**TASK INSTRUCTIONS**.
Go through the items below and keep only the lines that contain the word "full". Copy each of those lines unchanged.

**RECORD SET**.
____________

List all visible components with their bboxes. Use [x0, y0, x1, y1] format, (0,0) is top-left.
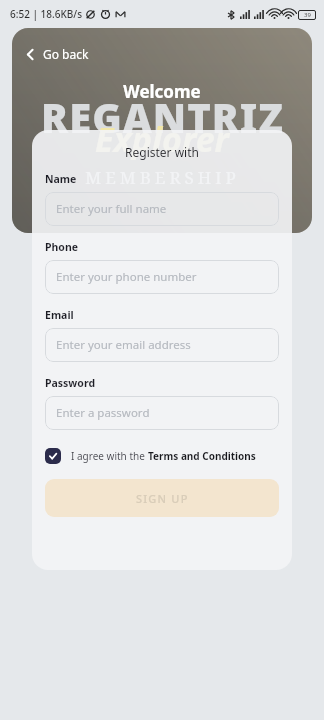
staticText: SIGN UP [136, 491, 189, 506]
button[interactable]: Enter your full name [45, 192, 279, 226]
staticText: Welcome [123, 80, 201, 103]
button[interactable]: I agree with the [45, 448, 279, 464]
button[interactable]: Enter your phone number [45, 260, 279, 294]
staticText: 39 [304, 11, 311, 19]
staticText: 6:52 | 18.6KB/s [10, 7, 83, 21]
staticText: Enter your email address [56, 337, 191, 353]
button[interactable]: Enter a password [45, 396, 279, 430]
staticText: Enter a password [56, 405, 150, 421]
staticText: Register with [45, 144, 279, 160]
staticText: Go back [43, 46, 89, 62]
staticText: Password [45, 376, 96, 390]
staticText: Explorer [95, 116, 229, 162]
staticText: Name [45, 172, 77, 186]
staticText: Email [45, 308, 74, 322]
staticText: Phone [45, 240, 79, 254]
staticText: REGANTRIZ [41, 90, 284, 144]
button[interactable]: Enter your email address [45, 328, 279, 362]
staticText: MEMBERSHIP [85, 166, 240, 189]
staticText: I agree with the [71, 449, 148, 463]
button[interactable]: Go back [18, 42, 95, 66]
staticText: Enter your full name [56, 201, 167, 217]
button[interactable]: SIGN UP [45, 479, 279, 517]
staticText: Terms and Conditions [148, 449, 256, 463]
staticText: Enter your phone number [56, 269, 197, 285]
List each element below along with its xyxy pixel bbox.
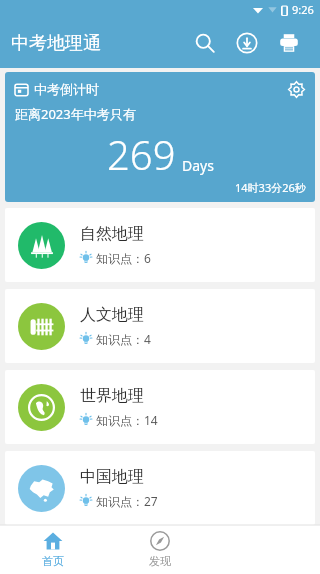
- staticText: 知识点：4: [96, 331, 151, 347]
- staticText: 中考倒计时: [34, 81, 99, 97]
- staticText: Days: [182, 156, 214, 175]
- button[interactable]: 人文地理: [5, 289, 315, 363]
- staticText: 中考地理通: [11, 32, 101, 55]
- button[interactable]: 首页: [0, 525, 106, 574]
- staticText: 知识点：14: [96, 412, 158, 428]
- staticText: 9:26: [292, 2, 314, 17]
- button[interactable]: Settings: [283, 76, 309, 102]
- staticText: 269: [107, 127, 176, 181]
- staticText: 14时33分26秒: [235, 180, 306, 195]
- staticText: 自然地理: [80, 224, 144, 244]
- button[interactable]: 自然地理: [5, 208, 315, 282]
- button[interactable]: 发现: [106, 525, 213, 574]
- staticText: 发现: [149, 554, 171, 568]
- staticText: 中国地理: [80, 467, 144, 487]
- button[interactable]: 世界地理: [5, 370, 315, 444]
- staticText: 世界地理: [80, 386, 144, 406]
- button[interactable]: Print: [268, 22, 310, 64]
- staticText: 距离2023年中考只有: [15, 105, 136, 123]
- button[interactable]: Search: [184, 22, 226, 64]
- staticText: 知识点：6: [96, 250, 151, 266]
- button[interactable]: Download: [226, 22, 268, 64]
- staticText: 人文地理: [80, 305, 144, 325]
- button[interactable]: 中国地理: [5, 451, 315, 525]
- button[interactable]: 中考倒计时: [5, 72, 315, 202]
- staticText: 首页: [42, 554, 64, 568]
- staticText: 知识点：27: [96, 493, 158, 509]
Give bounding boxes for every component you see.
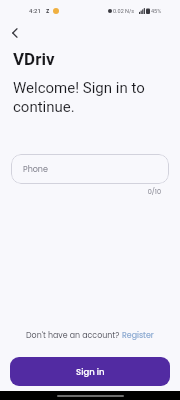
staticText: 45% (151, 8, 162, 14)
staticText: Sign in (76, 366, 105, 378)
staticText: Register (122, 330, 154, 341)
staticText: 4:21 (29, 7, 41, 14)
staticText: 0.02 N/s (113, 8, 135, 14)
staticText: 0/10 (11, 187, 161, 196)
staticText: Phone (23, 164, 48, 175)
button[interactable]: Sign in (10, 357, 170, 386)
staticText: z (46, 7, 50, 15)
button[interactable]: Register (122, 330, 154, 341)
button[interactable]: Phone (11, 154, 169, 184)
staticText: Don't have an account? (26, 330, 122, 341)
button[interactable]: Back (3, 21, 27, 45)
staticText: Welcome! Sign in to continue. (13, 79, 156, 116)
staticText: VDriv (13, 49, 55, 69)
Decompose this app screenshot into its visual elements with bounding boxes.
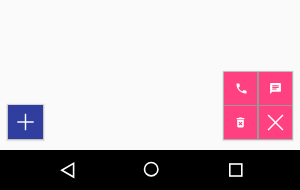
button[interactable]: Home bbox=[131, 150, 171, 190]
button[interactable]: Call bbox=[224, 72, 257, 105]
button[interactable]: Add bbox=[8, 105, 43, 139]
button[interactable]: Recents bbox=[216, 150, 256, 190]
button[interactable]: Message bbox=[259, 72, 292, 105]
button[interactable]: Close bbox=[259, 106, 292, 139]
button[interactable]: Delete bbox=[224, 106, 257, 139]
button[interactable]: Back bbox=[47, 150, 87, 190]
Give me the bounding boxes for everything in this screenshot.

____________

**FINAL ANSWER**.
button[interactable]: Enter your full name [45, 192, 279, 226]
staticText: Enter your full name [56, 201, 167, 217]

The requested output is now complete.